§ **To be done**: In the material below, find how many lines contain the string "Religious". Write only that number.

§ **Material shown**:
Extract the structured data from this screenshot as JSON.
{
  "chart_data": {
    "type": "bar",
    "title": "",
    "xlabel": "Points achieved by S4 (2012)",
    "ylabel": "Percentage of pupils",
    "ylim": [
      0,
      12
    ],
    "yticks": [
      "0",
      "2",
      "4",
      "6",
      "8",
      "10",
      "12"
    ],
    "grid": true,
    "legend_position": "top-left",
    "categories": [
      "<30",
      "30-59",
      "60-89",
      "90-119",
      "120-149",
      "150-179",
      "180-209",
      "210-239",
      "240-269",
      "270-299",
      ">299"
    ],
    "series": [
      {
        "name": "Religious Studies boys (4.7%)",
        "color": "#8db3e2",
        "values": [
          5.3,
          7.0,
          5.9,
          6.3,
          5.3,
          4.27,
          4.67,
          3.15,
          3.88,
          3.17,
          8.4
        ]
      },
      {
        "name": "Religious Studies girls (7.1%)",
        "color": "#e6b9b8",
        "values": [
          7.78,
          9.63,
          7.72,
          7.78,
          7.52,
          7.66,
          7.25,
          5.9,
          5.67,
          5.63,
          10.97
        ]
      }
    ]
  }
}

==

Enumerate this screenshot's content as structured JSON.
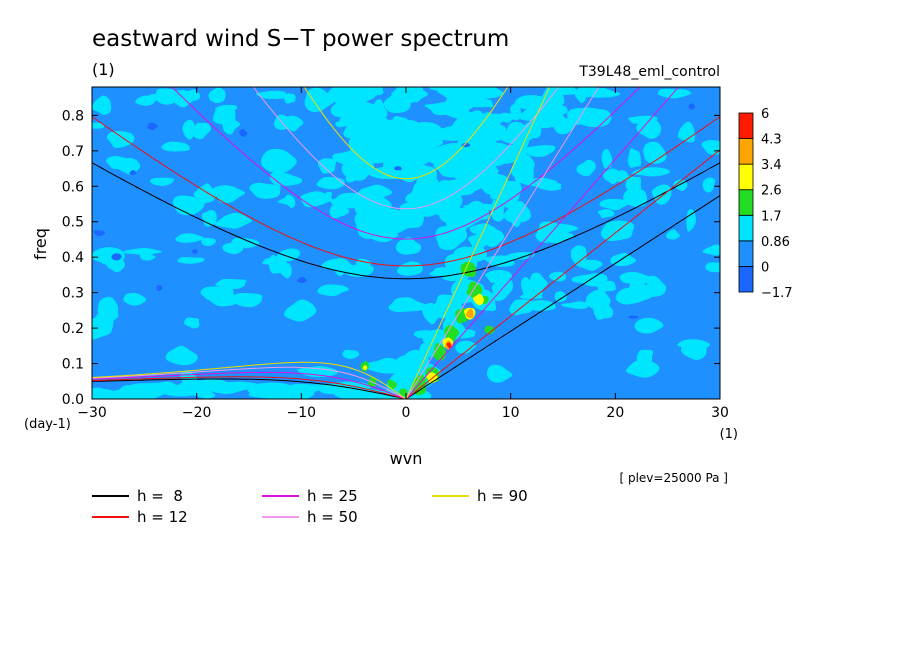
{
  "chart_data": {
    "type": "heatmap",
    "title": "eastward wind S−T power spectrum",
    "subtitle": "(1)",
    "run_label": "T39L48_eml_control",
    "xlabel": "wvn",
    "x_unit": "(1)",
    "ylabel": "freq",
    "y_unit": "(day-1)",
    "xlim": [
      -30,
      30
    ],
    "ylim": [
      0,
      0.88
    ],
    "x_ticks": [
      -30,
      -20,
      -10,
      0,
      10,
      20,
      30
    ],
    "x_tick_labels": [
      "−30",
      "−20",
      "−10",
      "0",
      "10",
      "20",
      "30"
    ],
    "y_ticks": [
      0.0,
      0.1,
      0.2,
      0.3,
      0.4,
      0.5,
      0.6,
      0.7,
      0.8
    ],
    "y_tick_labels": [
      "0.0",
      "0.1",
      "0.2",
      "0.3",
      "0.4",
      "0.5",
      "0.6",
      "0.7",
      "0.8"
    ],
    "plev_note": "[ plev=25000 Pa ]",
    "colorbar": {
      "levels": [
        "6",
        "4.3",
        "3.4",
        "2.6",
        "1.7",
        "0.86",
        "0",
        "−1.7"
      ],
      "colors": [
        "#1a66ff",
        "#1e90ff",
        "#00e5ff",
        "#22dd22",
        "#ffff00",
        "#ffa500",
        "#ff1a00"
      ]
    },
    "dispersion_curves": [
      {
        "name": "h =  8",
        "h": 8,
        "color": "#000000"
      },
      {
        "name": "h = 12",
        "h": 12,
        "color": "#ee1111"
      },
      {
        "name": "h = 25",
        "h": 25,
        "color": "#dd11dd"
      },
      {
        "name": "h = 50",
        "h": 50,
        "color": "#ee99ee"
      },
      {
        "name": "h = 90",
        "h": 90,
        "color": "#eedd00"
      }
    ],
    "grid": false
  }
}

§ **Written answer**: 2